DATA FOR THIS TASK =
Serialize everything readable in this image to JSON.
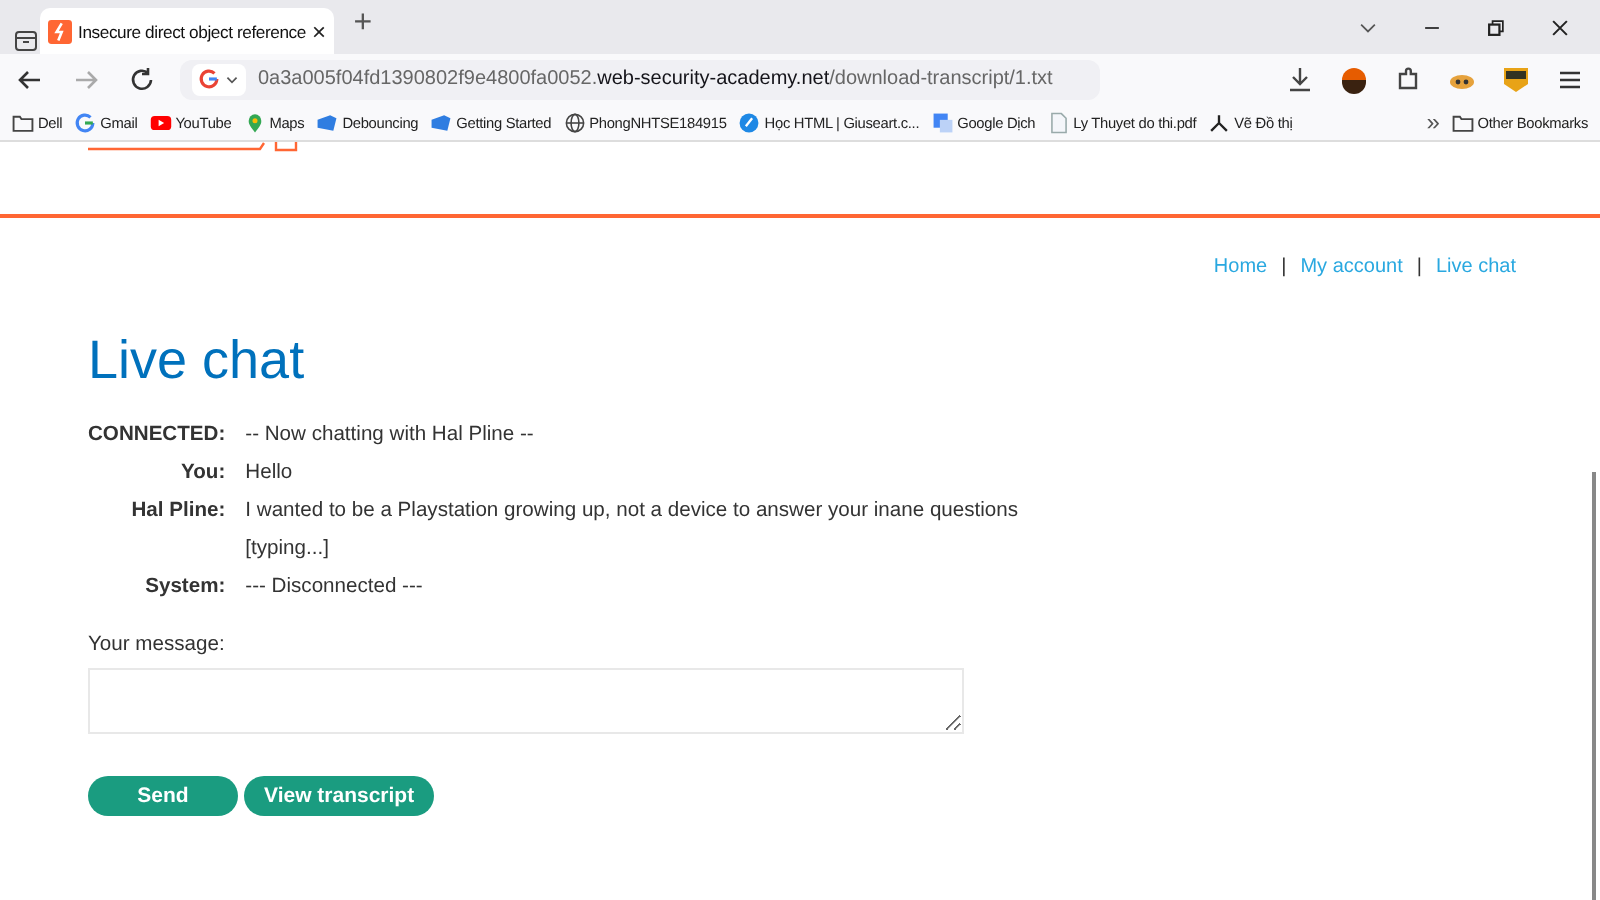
{
  "browser": {
    "tab": {
      "title": "Insecure direct object reference",
      "close": "×"
    },
    "new_tab": "+",
    "address": {
      "prefix": "0a3a005f04fd1390802f9e4800fa0052.",
      "host": "web-security-academy.net",
      "path": "/download-transcript/1.txt"
    },
    "bookmarks": [
      {
        "label": "Dell",
        "kind": "folder"
      },
      {
        "label": "Gmail",
        "kind": "g"
      },
      {
        "label": "YouTube",
        "kind": "youtube"
      },
      {
        "label": "Maps",
        "kind": "pin"
      },
      {
        "label": "Debouncing",
        "kind": "blue"
      },
      {
        "label": "Getting Started",
        "kind": "blue"
      },
      {
        "label": "PhongNHTSE184915",
        "kind": "globe"
      },
      {
        "label": "Học HTML | Giuseart.c...",
        "kind": "circle"
      },
      {
        "label": "Google Dịch",
        "kind": "translate"
      },
      {
        "label": "Ly Thuyet do thi.pdf",
        "kind": "doc"
      },
      {
        "label": "Vẽ Đồ thị",
        "kind": "graph"
      }
    ],
    "more": "»",
    "other_bookmarks": "Other Bookmarks"
  },
  "nav": [
    "Home",
    "My account",
    "Live chat"
  ],
  "nav_separators": [
    "|",
    "|"
  ],
  "title": "Live chat",
  "messages": [
    {
      "author": "CONNECTED:",
      "text": "-- Now chatting with Hal Pline --"
    },
    {
      "author": "You:",
      "text": "Hello"
    },
    {
      "author": "Hal Pline:",
      "text": "I wanted to be a Playstation growing up, not a device to answer your inane questions"
    },
    {
      "text": "[typing...]"
    },
    {
      "author": "System:",
      "text": "--- Disconnected ---"
    }
  ],
  "message_label": "Your message:",
  "buttons": [
    "Send",
    "View transcript"
  ]
}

WHAT YOU HAVE TO DO = Filter the entries down to the lines containing "title". Copy each of those lines.

SOLUTION TO THIS EXERCISE =
      "title": "Insecure direct object reference",
  "title": "Live chat",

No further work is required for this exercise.